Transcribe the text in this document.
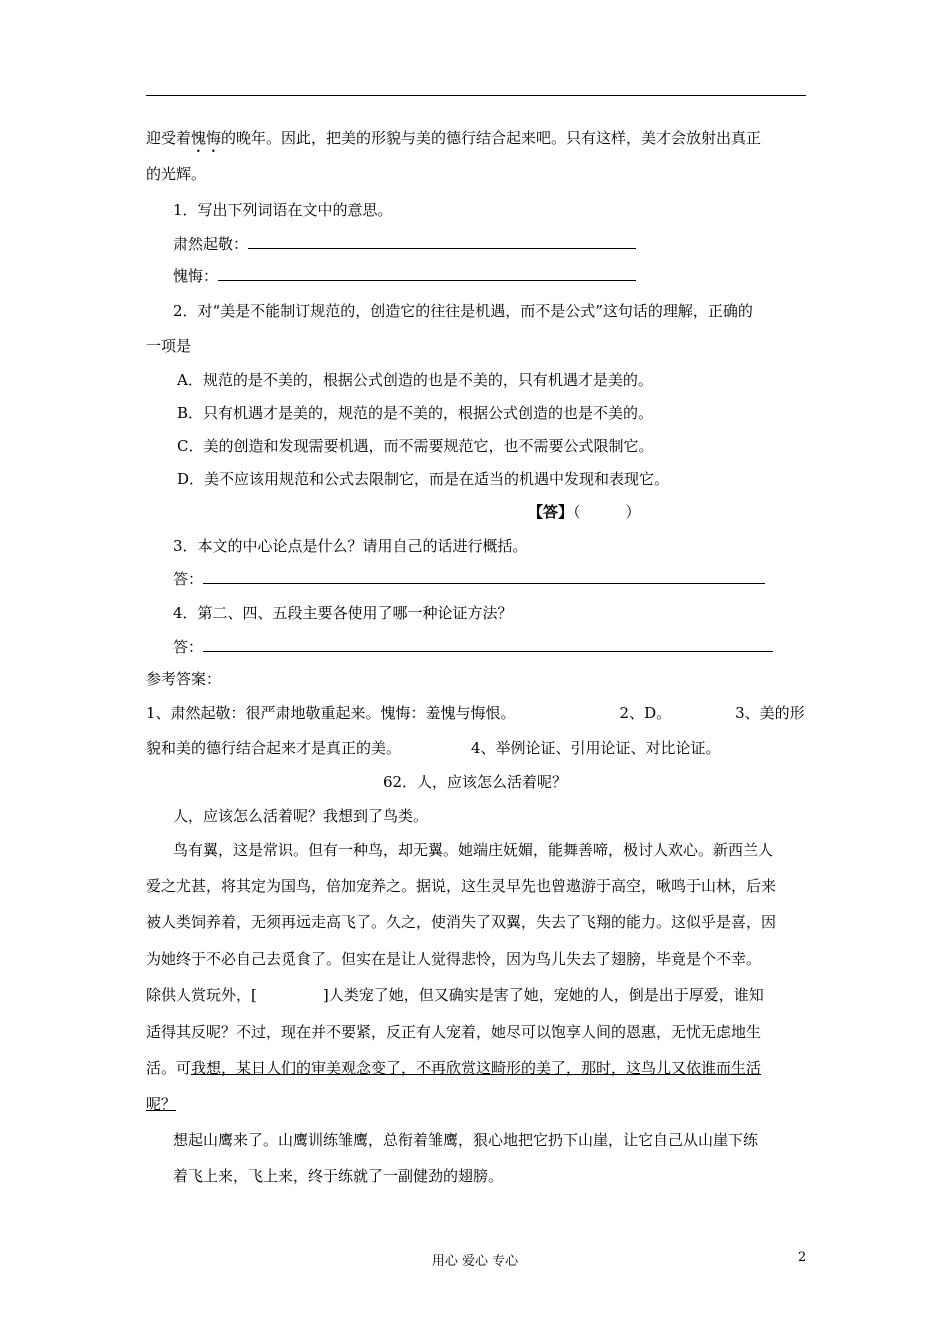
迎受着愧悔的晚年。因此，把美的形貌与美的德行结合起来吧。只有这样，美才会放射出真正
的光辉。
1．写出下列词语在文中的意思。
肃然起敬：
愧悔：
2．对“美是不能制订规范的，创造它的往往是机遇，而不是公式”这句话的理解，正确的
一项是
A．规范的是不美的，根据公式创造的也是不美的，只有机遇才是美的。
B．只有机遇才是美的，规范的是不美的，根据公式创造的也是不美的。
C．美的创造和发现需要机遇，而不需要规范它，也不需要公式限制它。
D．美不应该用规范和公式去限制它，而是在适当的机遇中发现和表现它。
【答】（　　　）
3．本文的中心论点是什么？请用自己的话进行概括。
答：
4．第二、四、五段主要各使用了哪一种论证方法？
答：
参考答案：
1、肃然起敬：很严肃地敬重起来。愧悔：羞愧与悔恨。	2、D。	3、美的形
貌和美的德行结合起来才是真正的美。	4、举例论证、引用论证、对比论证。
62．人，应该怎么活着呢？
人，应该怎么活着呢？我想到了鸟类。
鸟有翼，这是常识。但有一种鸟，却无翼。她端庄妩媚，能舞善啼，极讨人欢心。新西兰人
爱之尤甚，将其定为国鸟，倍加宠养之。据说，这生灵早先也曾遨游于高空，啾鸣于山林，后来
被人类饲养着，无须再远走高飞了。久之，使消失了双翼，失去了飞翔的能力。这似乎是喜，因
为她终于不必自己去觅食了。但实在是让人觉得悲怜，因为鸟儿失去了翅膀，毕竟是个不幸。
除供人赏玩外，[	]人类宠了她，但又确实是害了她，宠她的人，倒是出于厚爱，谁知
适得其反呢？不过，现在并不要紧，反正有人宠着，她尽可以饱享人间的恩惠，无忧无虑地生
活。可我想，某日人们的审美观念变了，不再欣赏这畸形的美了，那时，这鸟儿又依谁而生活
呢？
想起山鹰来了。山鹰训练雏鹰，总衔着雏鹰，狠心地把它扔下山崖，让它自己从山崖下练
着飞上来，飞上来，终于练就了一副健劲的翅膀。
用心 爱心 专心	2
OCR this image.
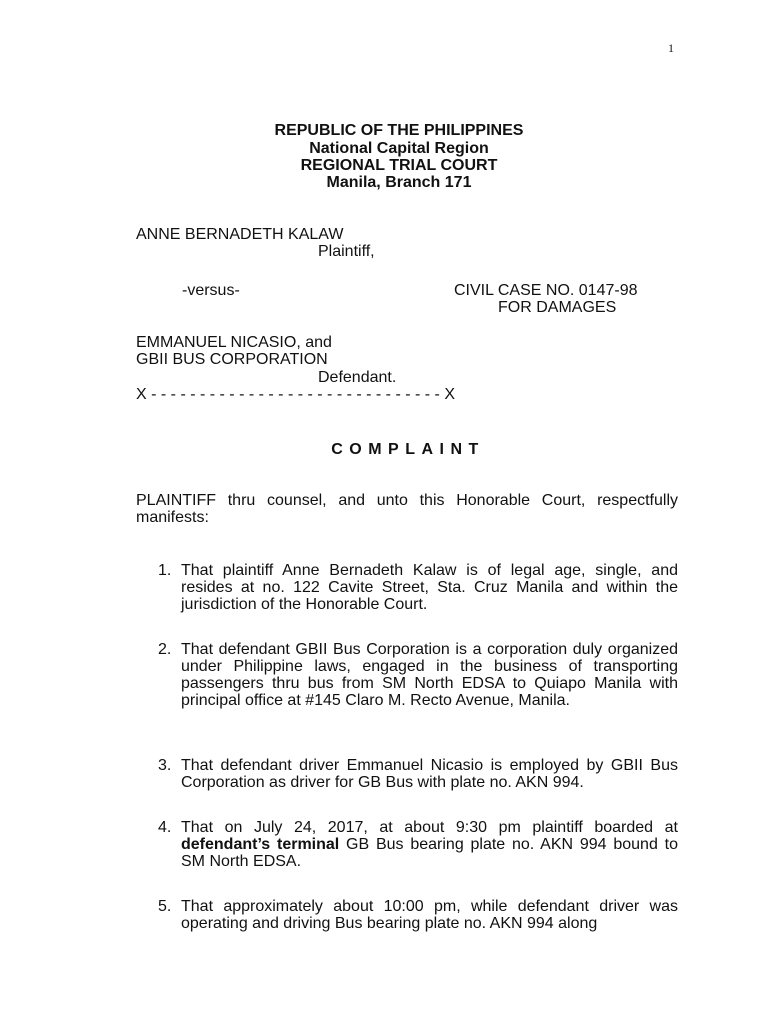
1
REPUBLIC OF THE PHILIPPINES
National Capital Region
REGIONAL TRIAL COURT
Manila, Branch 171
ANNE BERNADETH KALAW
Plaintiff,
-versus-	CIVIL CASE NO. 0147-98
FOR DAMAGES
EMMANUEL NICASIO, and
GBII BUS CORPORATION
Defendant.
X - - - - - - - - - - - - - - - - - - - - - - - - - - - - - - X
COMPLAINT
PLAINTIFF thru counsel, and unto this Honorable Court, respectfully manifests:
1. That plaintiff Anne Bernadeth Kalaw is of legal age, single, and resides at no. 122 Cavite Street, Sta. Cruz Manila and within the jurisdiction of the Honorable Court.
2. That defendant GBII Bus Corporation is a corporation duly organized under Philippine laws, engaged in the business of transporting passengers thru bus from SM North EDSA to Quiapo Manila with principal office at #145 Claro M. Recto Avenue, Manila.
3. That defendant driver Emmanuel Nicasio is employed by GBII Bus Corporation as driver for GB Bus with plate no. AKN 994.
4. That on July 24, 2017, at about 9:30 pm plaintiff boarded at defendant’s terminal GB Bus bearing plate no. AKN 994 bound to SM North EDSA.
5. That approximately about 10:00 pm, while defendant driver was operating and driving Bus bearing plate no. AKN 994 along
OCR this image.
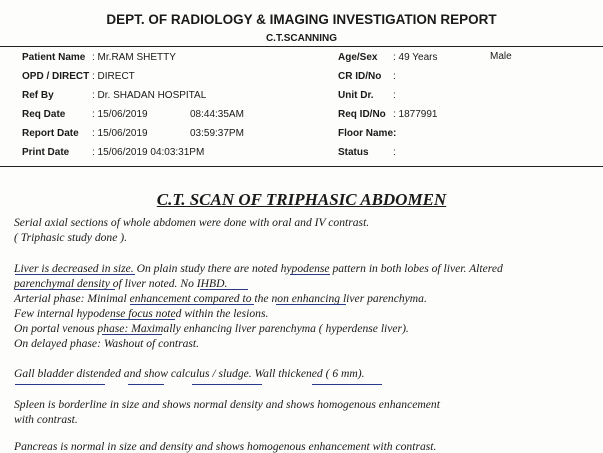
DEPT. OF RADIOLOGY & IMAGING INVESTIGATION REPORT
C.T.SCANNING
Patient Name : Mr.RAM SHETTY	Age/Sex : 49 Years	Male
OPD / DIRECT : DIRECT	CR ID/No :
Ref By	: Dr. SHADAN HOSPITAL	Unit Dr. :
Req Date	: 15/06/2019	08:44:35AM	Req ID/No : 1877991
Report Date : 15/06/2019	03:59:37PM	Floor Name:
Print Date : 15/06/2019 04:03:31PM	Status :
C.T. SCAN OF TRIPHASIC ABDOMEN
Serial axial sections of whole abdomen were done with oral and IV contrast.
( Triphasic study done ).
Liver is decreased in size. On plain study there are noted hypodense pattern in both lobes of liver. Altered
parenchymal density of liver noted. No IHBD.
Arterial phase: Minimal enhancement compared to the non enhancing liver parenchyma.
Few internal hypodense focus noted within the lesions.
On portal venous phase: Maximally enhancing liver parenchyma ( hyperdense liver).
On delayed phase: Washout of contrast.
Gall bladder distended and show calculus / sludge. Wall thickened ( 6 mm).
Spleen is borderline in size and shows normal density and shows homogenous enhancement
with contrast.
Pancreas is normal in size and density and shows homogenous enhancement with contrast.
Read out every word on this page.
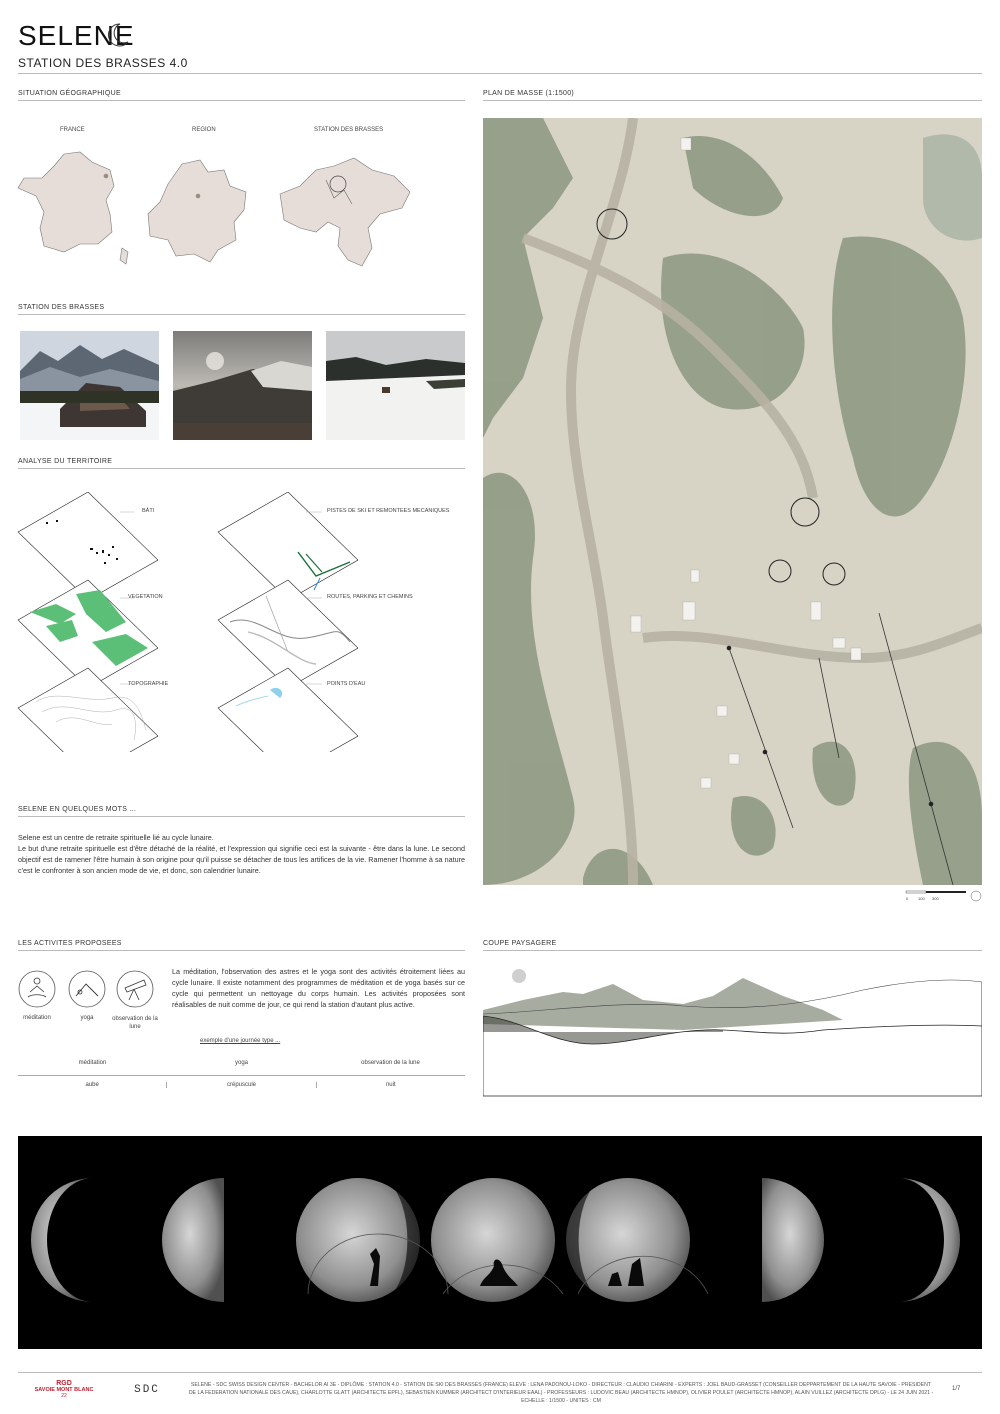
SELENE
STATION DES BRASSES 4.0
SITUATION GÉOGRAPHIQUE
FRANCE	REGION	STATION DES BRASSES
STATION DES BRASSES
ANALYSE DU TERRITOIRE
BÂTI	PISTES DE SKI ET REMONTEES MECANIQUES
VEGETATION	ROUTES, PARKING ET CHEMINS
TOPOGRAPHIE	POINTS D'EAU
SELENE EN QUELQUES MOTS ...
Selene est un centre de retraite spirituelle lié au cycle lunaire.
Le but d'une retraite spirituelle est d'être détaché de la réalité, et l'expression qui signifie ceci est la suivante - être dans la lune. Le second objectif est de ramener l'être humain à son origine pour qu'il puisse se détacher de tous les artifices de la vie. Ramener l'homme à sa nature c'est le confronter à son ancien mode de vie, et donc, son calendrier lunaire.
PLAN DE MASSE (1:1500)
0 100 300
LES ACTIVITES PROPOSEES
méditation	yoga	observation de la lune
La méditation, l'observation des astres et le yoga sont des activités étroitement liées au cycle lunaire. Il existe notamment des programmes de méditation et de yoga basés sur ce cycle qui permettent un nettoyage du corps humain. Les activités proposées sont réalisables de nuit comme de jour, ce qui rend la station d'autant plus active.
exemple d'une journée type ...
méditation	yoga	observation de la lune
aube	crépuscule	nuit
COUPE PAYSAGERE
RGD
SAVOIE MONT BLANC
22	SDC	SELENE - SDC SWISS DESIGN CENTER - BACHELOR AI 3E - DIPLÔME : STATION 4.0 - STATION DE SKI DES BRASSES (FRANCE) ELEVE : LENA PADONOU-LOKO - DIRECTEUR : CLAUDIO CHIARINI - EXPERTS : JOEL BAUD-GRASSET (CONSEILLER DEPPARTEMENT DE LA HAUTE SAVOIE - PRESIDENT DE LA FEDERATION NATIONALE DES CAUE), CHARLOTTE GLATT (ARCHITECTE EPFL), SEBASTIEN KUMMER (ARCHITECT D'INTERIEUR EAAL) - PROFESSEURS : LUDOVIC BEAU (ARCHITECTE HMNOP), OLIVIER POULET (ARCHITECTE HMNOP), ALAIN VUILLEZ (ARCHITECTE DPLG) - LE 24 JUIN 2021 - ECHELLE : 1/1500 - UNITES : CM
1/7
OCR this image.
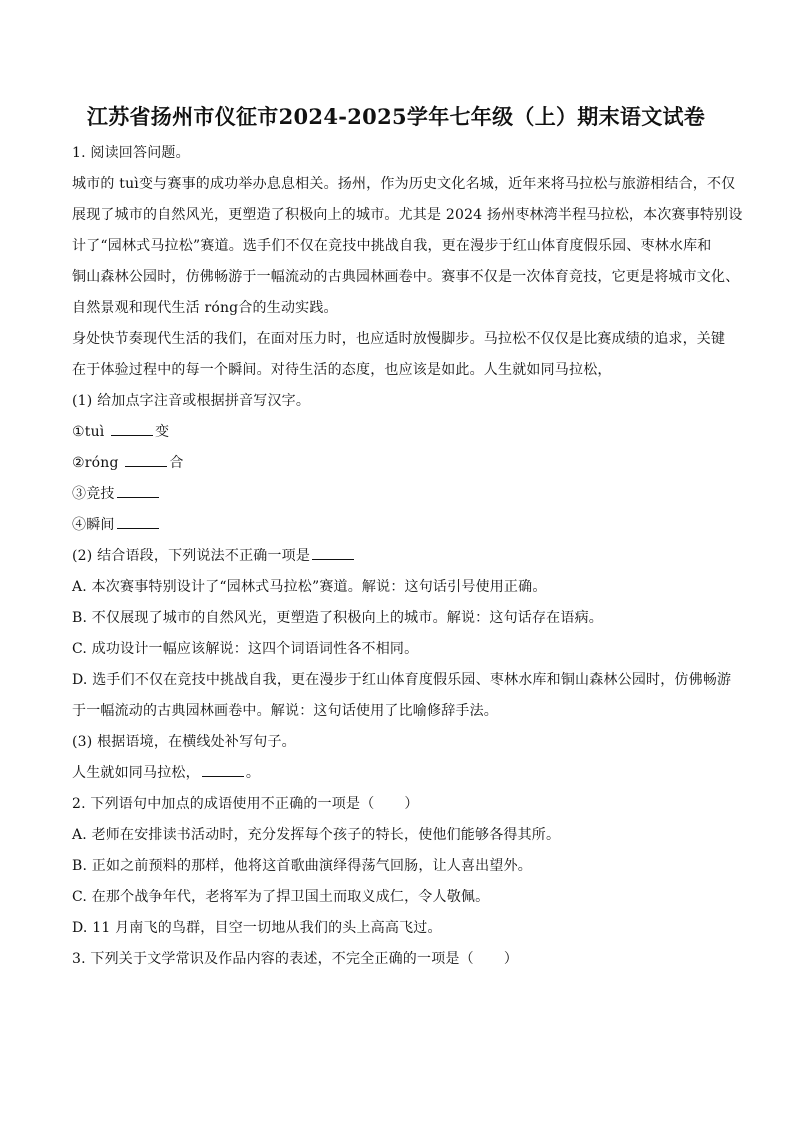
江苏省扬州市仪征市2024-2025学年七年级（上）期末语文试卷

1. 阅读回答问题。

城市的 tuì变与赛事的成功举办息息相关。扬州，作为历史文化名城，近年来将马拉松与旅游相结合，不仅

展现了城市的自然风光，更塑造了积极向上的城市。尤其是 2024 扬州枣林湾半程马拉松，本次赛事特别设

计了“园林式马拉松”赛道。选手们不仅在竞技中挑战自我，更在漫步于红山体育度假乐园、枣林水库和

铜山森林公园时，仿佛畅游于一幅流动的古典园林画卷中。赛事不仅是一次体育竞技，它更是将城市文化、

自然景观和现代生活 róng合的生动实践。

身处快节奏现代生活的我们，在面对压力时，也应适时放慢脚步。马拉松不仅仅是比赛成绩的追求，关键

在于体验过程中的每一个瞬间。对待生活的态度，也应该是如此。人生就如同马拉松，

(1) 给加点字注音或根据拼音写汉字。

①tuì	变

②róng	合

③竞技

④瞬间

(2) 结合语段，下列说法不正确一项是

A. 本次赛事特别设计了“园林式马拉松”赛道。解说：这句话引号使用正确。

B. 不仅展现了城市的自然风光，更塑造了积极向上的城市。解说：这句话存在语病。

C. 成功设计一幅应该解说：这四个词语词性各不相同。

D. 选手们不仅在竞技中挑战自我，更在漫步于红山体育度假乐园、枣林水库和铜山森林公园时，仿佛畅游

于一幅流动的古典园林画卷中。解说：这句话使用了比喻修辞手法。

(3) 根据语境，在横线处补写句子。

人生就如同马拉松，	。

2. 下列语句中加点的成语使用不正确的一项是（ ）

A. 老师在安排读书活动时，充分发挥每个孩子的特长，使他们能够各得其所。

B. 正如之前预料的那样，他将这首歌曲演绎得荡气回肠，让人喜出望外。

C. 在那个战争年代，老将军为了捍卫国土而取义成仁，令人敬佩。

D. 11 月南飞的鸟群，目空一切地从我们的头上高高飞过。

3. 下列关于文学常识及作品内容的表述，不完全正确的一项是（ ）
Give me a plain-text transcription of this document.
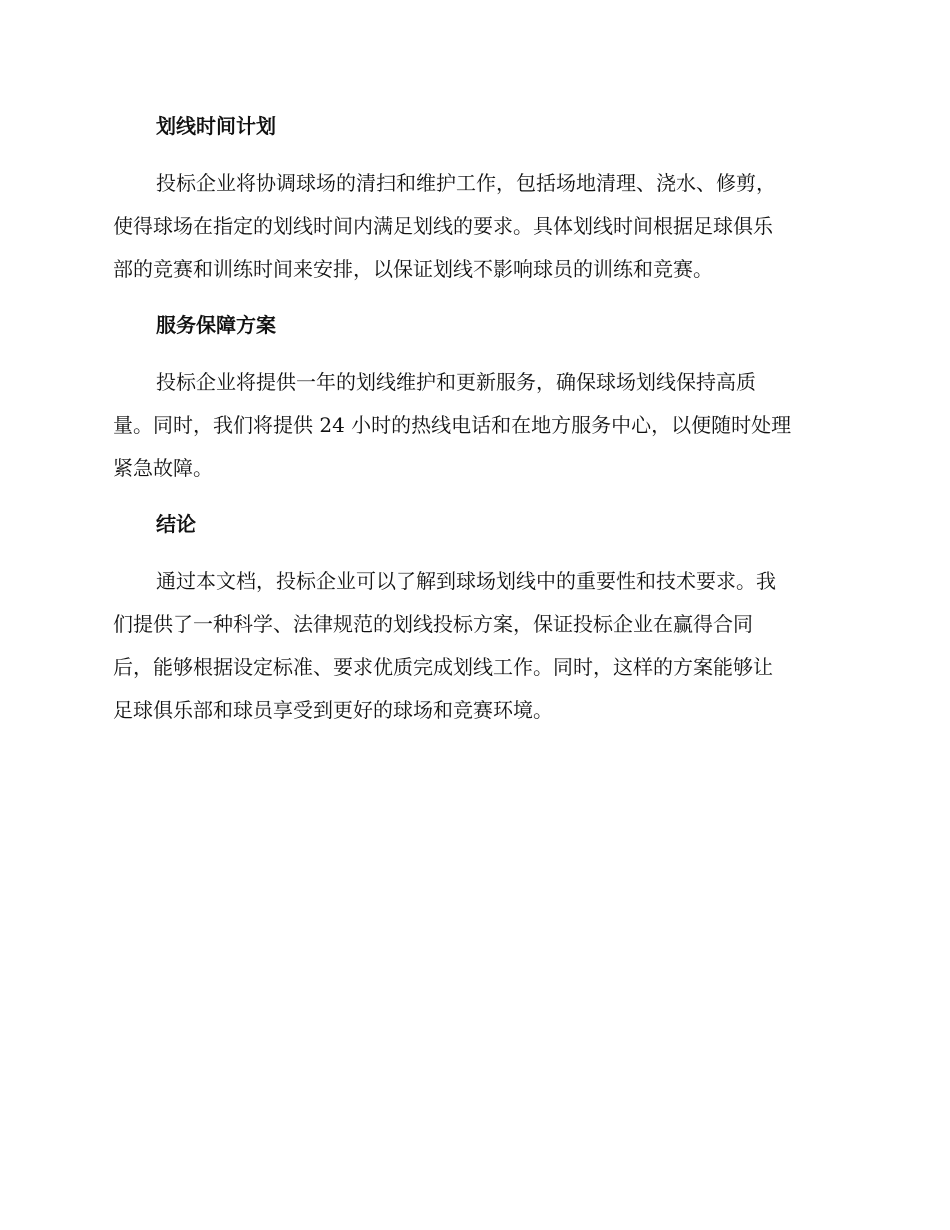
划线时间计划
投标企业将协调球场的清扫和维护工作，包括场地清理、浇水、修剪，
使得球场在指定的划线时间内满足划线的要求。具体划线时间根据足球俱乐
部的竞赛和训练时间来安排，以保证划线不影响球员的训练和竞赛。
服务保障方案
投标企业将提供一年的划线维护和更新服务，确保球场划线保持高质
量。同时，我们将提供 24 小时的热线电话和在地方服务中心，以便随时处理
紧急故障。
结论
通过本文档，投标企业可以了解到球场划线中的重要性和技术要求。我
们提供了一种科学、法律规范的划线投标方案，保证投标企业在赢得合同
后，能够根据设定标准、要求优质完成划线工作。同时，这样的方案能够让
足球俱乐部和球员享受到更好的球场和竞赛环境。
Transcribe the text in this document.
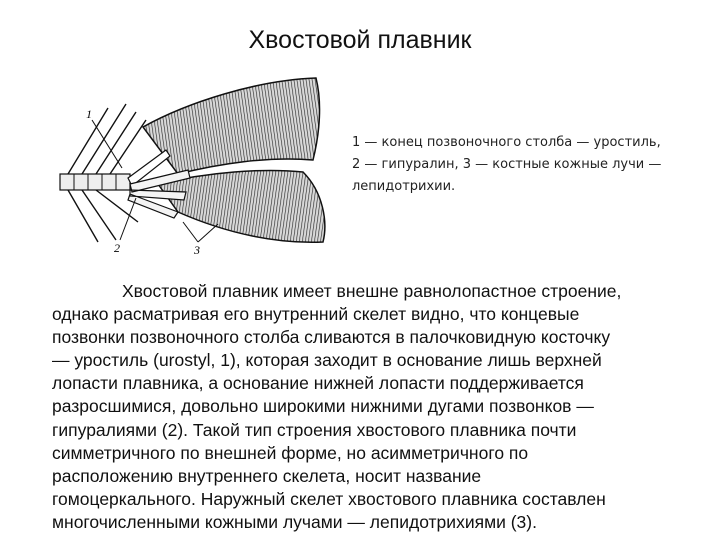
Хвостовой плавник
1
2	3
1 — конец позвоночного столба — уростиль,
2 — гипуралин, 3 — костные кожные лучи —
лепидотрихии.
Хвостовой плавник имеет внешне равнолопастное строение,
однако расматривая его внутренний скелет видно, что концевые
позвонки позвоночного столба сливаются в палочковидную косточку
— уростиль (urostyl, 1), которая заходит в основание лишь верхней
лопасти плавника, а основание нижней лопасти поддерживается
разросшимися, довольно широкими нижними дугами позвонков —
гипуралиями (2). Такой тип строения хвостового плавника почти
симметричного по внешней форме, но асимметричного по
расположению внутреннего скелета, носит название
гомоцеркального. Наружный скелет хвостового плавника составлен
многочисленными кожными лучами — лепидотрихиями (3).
=-=-=-=-=
EXERCISE INSTRUCTIONS
Read through the lines above and collect those that contain the string "SAVOIE".

WRITTEN RESPONSE
SAVOIE MONT BLANC
22	SDC	SELENE - SDC SWISS DESIGN CENTER - BACHELOR AI 3E - DIPLÔME : STATION 4.0 - STATION DE SKI DES BRASSES (FRANCE) ELEVE : LENA PADONOU-LOKO - DIRECTEUR : CLAUDIO CHIARINI - EXPERTS : JOEL BAUD-GRASSET (CONSEILLER DEPPARTEMENT DE LA HAUTE SAVOIE - PRESIDENT DE LA FEDERATION NATIONALE DES CAUE), CHARLOTTE GLATT (ARCHITECTE EPFL), SEBASTIEN KUMMER (ARCHITECT D'INTERIEUR EAAL) - PROFESSEURS : LUDOVIC BEAU (ARCHITECTE HMNOP), OLIVIER POULET (ARCHITECTE HMNOP), ALAIN VUILLEZ (ARCHITECTE DPLG) - LE 24 JUIN 2021 - ECHELLE : 1/1500 - UNITES : CM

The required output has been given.